**Exercise directions**
Go through the records and show each line where the word "What" occurs.

::::

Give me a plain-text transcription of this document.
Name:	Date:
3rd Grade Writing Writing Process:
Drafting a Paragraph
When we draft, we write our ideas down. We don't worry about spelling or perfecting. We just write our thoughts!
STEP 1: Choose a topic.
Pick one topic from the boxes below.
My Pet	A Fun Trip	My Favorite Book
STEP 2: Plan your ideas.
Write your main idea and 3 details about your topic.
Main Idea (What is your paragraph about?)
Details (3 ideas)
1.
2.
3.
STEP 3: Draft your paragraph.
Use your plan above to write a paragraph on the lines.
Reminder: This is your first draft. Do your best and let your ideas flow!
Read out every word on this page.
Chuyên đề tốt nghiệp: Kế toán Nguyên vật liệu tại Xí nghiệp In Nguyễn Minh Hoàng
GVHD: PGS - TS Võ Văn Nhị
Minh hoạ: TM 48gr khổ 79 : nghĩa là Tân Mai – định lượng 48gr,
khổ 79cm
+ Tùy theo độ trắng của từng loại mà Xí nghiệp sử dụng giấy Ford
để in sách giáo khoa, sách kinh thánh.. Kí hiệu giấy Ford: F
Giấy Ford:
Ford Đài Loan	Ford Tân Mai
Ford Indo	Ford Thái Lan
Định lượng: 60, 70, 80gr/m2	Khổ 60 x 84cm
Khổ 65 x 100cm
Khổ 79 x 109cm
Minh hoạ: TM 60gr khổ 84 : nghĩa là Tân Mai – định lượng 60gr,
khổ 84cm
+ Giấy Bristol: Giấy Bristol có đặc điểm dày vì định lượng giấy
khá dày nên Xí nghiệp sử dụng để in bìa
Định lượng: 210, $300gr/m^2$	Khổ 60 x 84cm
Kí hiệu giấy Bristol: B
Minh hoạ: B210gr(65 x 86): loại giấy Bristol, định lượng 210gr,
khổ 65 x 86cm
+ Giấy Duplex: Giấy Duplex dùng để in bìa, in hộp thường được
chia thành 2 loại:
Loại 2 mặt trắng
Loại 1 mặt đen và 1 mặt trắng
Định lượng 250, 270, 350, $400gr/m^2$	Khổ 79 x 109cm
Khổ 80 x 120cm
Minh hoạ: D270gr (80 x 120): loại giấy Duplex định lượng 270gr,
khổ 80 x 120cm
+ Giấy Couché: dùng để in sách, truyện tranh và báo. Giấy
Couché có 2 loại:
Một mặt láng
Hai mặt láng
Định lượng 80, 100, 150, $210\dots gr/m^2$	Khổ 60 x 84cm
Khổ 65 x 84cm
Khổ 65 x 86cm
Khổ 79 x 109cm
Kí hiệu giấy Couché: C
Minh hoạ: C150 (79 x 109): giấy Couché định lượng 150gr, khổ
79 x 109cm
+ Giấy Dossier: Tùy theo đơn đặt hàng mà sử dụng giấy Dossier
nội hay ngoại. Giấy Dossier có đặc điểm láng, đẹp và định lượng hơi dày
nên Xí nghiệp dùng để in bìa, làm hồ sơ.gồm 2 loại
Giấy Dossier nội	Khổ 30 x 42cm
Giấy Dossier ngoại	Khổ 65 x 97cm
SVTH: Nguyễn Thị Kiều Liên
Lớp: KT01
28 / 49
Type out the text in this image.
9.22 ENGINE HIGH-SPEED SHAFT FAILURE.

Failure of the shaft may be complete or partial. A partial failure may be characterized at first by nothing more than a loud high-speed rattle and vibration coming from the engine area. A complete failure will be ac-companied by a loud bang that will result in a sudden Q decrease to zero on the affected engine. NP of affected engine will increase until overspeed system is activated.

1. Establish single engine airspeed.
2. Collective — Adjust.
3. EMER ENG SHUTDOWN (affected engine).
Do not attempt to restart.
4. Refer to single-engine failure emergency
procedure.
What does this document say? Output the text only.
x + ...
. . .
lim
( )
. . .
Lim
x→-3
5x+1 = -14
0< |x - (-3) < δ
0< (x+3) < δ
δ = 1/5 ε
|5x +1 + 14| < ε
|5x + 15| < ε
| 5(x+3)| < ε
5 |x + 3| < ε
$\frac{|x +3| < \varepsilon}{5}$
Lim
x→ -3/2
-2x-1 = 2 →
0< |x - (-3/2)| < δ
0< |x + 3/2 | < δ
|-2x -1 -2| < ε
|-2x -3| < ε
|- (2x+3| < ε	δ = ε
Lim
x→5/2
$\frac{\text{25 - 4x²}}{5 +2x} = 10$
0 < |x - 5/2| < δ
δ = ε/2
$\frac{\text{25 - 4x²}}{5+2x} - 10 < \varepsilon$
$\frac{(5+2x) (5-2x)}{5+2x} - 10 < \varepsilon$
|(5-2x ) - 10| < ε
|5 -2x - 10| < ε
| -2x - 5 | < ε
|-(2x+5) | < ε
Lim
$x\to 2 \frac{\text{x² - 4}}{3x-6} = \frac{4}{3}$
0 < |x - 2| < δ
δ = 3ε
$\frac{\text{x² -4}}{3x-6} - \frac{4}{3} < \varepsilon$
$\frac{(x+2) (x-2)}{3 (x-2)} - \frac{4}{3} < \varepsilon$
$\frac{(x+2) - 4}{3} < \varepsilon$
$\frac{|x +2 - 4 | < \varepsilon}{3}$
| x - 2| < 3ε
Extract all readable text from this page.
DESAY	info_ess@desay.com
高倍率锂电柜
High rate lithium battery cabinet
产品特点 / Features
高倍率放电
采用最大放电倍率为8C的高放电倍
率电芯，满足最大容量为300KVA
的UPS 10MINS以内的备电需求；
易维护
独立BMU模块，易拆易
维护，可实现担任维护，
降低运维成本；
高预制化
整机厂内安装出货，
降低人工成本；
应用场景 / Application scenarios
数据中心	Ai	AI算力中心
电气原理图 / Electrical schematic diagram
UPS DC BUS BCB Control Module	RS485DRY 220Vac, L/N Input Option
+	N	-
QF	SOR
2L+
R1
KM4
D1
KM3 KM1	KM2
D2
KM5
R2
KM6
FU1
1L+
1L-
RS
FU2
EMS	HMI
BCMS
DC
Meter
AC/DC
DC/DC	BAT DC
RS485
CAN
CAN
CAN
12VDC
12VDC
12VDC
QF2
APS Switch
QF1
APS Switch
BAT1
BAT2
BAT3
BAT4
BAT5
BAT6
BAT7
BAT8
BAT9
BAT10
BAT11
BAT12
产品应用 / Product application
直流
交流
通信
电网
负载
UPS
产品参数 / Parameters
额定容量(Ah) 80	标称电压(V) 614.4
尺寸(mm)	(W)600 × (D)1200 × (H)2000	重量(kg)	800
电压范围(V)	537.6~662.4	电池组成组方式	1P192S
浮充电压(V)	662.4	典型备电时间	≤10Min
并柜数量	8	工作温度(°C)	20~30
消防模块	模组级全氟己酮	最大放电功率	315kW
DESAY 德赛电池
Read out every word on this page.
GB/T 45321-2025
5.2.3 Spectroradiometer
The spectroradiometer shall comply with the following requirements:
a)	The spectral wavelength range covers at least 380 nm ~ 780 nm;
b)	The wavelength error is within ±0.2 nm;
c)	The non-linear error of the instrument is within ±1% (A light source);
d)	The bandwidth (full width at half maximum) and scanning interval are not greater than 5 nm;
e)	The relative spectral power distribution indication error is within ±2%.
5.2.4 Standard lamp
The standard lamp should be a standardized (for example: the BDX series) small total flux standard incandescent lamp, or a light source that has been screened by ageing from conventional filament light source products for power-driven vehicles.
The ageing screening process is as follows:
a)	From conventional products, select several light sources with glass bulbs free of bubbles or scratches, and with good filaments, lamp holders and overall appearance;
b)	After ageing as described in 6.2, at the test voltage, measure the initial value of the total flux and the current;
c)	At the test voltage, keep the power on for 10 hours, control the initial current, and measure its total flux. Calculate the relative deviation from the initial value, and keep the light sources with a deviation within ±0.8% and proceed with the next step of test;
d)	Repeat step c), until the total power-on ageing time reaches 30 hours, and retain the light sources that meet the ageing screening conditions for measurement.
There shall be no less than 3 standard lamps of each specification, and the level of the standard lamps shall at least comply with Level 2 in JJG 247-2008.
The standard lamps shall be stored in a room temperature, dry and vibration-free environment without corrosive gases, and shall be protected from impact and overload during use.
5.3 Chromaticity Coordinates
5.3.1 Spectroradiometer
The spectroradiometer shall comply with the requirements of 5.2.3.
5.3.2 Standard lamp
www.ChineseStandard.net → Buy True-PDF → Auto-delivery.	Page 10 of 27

::::

**Response to the exercise**
Main Idea (What is your paragraph about?)
What does this document say? Output the text only.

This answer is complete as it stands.